WHAT YOU NEED TO DO – Go through the entries below and write each one out exactly.

========

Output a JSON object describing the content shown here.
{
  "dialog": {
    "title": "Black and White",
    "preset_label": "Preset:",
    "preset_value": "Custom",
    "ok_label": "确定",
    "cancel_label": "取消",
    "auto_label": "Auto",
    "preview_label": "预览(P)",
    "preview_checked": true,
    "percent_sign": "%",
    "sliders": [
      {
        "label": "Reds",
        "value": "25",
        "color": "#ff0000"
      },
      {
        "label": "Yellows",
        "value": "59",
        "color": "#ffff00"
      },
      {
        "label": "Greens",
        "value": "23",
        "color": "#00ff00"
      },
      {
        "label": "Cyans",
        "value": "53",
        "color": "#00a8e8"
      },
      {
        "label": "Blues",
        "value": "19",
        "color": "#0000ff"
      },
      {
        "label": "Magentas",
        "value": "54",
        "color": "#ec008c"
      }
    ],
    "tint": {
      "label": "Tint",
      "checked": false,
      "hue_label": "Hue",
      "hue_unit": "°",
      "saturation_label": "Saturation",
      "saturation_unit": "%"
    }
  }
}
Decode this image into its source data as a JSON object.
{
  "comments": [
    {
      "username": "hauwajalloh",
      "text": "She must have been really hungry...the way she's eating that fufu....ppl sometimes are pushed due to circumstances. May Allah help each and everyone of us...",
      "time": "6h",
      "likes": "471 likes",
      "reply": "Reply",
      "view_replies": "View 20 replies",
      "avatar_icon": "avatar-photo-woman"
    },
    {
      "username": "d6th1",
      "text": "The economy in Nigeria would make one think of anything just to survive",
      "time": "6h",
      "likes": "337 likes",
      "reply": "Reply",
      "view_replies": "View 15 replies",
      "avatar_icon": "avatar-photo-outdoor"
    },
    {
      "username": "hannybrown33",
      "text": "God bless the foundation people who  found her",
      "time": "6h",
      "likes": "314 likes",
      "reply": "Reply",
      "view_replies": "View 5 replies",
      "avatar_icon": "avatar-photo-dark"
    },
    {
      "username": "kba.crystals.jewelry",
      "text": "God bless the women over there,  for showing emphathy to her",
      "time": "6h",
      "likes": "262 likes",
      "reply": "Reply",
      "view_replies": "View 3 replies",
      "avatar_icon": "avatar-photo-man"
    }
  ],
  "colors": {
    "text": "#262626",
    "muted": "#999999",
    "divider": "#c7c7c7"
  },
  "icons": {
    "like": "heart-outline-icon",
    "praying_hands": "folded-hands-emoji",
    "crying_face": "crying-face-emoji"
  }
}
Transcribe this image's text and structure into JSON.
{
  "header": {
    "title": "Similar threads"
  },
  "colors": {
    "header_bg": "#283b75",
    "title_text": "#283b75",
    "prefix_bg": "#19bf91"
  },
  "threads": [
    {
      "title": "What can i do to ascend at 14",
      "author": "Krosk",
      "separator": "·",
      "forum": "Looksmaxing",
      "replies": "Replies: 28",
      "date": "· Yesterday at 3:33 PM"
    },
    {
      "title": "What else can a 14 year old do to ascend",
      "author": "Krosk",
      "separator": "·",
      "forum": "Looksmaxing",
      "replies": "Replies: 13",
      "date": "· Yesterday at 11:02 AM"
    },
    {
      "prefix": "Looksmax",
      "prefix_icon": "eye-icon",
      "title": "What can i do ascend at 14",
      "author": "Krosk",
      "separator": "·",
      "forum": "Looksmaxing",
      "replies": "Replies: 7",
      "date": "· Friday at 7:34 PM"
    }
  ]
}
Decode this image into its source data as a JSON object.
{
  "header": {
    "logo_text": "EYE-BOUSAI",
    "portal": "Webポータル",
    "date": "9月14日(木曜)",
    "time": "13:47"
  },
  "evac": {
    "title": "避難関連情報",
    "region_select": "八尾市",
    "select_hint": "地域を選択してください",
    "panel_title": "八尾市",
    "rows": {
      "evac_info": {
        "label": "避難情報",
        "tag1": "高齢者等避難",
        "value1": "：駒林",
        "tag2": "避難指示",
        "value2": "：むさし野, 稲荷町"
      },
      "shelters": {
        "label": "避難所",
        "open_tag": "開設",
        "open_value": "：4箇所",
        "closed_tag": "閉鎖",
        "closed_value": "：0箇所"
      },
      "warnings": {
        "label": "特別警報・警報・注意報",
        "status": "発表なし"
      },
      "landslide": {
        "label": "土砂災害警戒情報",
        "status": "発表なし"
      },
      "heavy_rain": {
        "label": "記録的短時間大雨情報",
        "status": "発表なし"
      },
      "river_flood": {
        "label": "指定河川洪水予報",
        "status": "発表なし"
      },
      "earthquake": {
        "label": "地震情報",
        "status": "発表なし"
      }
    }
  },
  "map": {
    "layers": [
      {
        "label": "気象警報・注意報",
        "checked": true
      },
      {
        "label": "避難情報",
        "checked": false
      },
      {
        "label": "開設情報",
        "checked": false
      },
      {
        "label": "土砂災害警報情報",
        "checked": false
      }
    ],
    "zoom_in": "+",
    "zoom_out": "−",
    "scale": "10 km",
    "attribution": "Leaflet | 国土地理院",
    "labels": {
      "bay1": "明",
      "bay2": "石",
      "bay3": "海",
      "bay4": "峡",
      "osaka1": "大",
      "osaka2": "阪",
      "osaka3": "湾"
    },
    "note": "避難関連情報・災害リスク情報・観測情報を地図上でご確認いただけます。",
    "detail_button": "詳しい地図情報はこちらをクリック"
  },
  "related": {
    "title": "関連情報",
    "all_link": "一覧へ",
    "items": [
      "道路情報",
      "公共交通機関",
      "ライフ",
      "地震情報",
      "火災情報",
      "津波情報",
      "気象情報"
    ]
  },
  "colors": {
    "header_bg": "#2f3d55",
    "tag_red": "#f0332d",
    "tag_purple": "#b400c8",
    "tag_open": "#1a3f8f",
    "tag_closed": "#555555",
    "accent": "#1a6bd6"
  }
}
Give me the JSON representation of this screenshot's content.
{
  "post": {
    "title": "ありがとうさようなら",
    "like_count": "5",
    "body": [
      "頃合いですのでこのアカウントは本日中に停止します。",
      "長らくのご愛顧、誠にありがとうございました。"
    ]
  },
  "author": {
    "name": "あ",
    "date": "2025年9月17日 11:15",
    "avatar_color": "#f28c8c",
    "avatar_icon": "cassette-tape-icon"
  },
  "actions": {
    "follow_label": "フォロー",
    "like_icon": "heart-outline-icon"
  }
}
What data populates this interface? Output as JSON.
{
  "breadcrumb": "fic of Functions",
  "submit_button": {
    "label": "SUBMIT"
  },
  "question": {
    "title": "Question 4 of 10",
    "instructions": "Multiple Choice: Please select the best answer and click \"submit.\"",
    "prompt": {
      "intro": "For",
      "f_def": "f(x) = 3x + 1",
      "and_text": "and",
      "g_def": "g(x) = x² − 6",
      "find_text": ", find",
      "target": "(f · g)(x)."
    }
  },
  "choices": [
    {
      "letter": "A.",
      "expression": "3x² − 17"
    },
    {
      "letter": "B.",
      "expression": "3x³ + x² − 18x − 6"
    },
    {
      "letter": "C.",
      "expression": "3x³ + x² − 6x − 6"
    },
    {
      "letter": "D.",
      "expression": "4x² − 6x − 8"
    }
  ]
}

========

OUTPUT BELOW –
Output a JSON object describing the content shown here.
{
  "dialog": {
    "title": "Black and White",
    "preset_label": "Preset:",
    "preset_value": "Custom",
    "ok_label": "确定",
    "cancel_label": "取消",
    "auto_label": "Auto",
    "preview_label": "预览(P)",
    "preview_checked": true,
    "percent_sign": "%",
    "sliders": [
      {
        "label": "Reds",
        "value": "25",
        "color": "#ff0000"
      },
      {
        "label": "Yellows",
        "value": "59",
        "color": "#ffff00"
      },
      {
        "label": "Greens",
        "value": "23",
        "color": "#00ff00"
      },
      {
        "label": "Cyans",
        "value": "53",
        "color": "#00a8e8"
      },
      {
        "label": "Blues",
        "value": "19",
        "color": "#0000ff"
      },
      {
        "label": "Magentas",
        "value": "54",
        "color": "#ec008c"
      }
    ],
    "tint": {
      "label": "Tint",
      "checked": false,
      "hue_label": "Hue",
      "hue_unit": "°",
      "saturation_label": "Saturation",
      "saturation_unit": "%"
    }
  }
}
Decode this image into its source data as a JSON object.
{
  "comments": [
    {
      "username": "hauwajalloh",
      "text": "She must have been really hungry...the way she's eating that fufu....ppl sometimes are pushed due to circumstances. May Allah help each and everyone of us...",
      "time": "6h",
      "likes": "471 likes",
      "reply": "Reply",
      "view_replies": "View 20 replies",
      "avatar_icon": "avatar-photo-woman"
    },
    {
      "username": "d6th1",
      "text": "The economy in Nigeria would make one think of anything just to survive",
      "time": "6h",
      "likes": "337 likes",
      "reply": "Reply",
      "view_replies": "View 15 replies",
      "avatar_icon": "avatar-photo-outdoor"
    },
    {
      "username": "hannybrown33",
      "text": "God bless the foundation people who  found her",
      "time": "6h",
      "likes": "314 likes",
      "reply": "Reply",
      "view_replies": "View 5 replies",
      "avatar_icon": "avatar-photo-dark"
    },
    {
      "username": "kba.crystals.jewelry",
      "text": "God bless the women over there,  for showing emphathy to her",
      "time": "6h",
      "likes": "262 likes",
      "reply": "Reply",
      "view_replies": "View 3 replies",
      "avatar_icon": "avatar-photo-man"
    }
  ],
  "colors": {
    "text": "#262626",
    "muted": "#999999",
    "divider": "#c7c7c7"
  },
  "icons": {
    "like": "heart-outline-icon",
    "praying_hands": "folded-hands-emoji",
    "crying_face": "crying-face-emoji"
  }
}
Transcribe this image's text and structure into JSON.
{
  "header": {
    "title": "Similar threads"
  },
  "colors": {
    "header_bg": "#283b75",
    "title_text": "#283b75",
    "prefix_bg": "#19bf91"
  },
  "threads": [
    {
      "title": "What can i do to ascend at 14",
      "author": "Krosk",
      "separator": "·",
      "forum": "Looksmaxing",
      "replies": "Replies: 28",
      "date": "· Yesterday at 3:33 PM"
    },
    {
      "title": "What else can a 14 year old do to ascend",
      "author": "Krosk",
      "separator": "·",
      "forum": "Looksmaxing",
      "replies": "Replies: 13",
      "date": "· Yesterday at 11:02 AM"
    },
    {
      "prefix": "Looksmax",
      "prefix_icon": "eye-icon",
      "title": "What can i do ascend at 14",
      "author": "Krosk",
      "separator": "·",
      "forum": "Looksmaxing",
      "replies": "Replies: 7",
      "date": "· Friday at 7:34 PM"
    }
  ]
}
Decode this image into its source data as a JSON object.
{
  "header": {
    "logo_text": "EYE-BOUSAI",
    "portal": "Webポータル",
    "date": "9月14日(木曜)",
    "time": "13:47"
  },
  "evac": {
    "title": "避難関連情報",
    "region_select": "八尾市",
    "select_hint": "地域を選択してください",
    "panel_title": "八尾市",
    "rows": {
      "evac_info": {
        "label": "避難情報",
        "tag1": "高齢者等避難",
        "value1": "：駒林",
        "tag2": "避難指示",
        "value2": "：むさし野, 稲荷町"
      },
      "shelters": {
        "label": "避難所",
        "open_tag": "開設",
        "open_value": "：4箇所",
        "closed_tag": "閉鎖",
        "closed_value": "：0箇所"
      },
      "warnings": {
        "label": "特別警報・警報・注意報",
        "status": "発表なし"
      },
      "landslide": {
        "label": "土砂災害警戒情報",
        "status": "発表なし"
      },
      "heavy_rain": {
        "label": "記録的短時間大雨情報",
        "status": "発表なし"
      },
      "river_flood": {
        "label": "指定河川洪水予報",
        "status": "発表なし"
      },
      "earthquake": {
        "label": "地震情報",
        "status": "発表なし"
      }
    }
  },
  "map": {
    "layers": [
      {
        "label": "気象警報・注意報",
        "checked": true
      },
      {
        "label": "避難情報",
        "checked": false
      },
      {
        "label": "開設情報",
        "checked": false
      },
      {
        "label": "土砂災害警報情報",
        "checked": false
      }
    ],
    "zoom_in": "+",
    "zoom_out": "−",
    "scale": "10 km",
    "attribution": "Leaflet | 国土地理院",
    "labels": {
      "bay1": "明",
      "bay2": "石",
      "bay3": "海",
      "bay4": "峡",
      "osaka1": "大",
      "osaka2": "阪",
      "osaka3": "湾"
    },
    "note": "避難関連情報・災害リスク情報・観測情報を地図上でご確認いただけます。",
    "detail_button": "詳しい地図情報はこちらをクリック"
  },
  "related": {
    "title": "関連情報",
    "all_link": "一覧へ",
    "items": [
      "道路情報",
      "公共交通機関",
      "ライフ",
      "地震情報",
      "火災情報",
      "津波情報",
      "気象情報"
    ]
  },
  "colors": {
    "header_bg": "#2f3d55",
    "tag_red": "#f0332d",
    "tag_purple": "#b400c8",
    "tag_open": "#1a3f8f",
    "tag_closed": "#555555",
    "accent": "#1a6bd6"
  }
}
Give me the JSON representation of this screenshot's content.
{
  "post": {
    "title": "ありがとうさようなら",
    "like_count": "5",
    "body": [
      "頃合いですのでこのアカウントは本日中に停止します。",
      "長らくのご愛顧、誠にありがとうございました。"
    ]
  },
  "author": {
    "name": "あ",
    "date": "2025年9月17日 11:15",
    "avatar_color": "#f28c8c",
    "avatar_icon": "cassette-tape-icon"
  },
  "actions": {
    "follow_label": "フォロー",
    "like_icon": "heart-outline-icon"
  }
}
What data populates this interface? Output as JSON.
{
  "breadcrumb": "fic of Functions",
  "submit_button": {
    "label": "SUBMIT"
  },
  "question": {
    "title": "Question 4 of 10",
    "instructions": "Multiple Choice: Please select the best answer and click \"submit.\"",
    "prompt": {
      "intro": "For",
      "f_def": "f(x) = 3x + 1",
      "and_text": "and",
      "g_def": "g(x) = x² − 6",
      "find_text": ", find",
      "target": "(f · g)(x)."
    }
  },
  "choices": [
    {
      "letter": "A.",
      "expression": "3x² − 17"
    },
    {
      "letter": "B.",
      "expression": "3x³ + x² − 18x − 6"
    },
    {
      "letter": "C.",
      "expression": "3x³ + x² − 6x − 6"
    },
    {
      "letter": "D.",
      "expression": "4x² − 6x − 8"
    }
  ]
}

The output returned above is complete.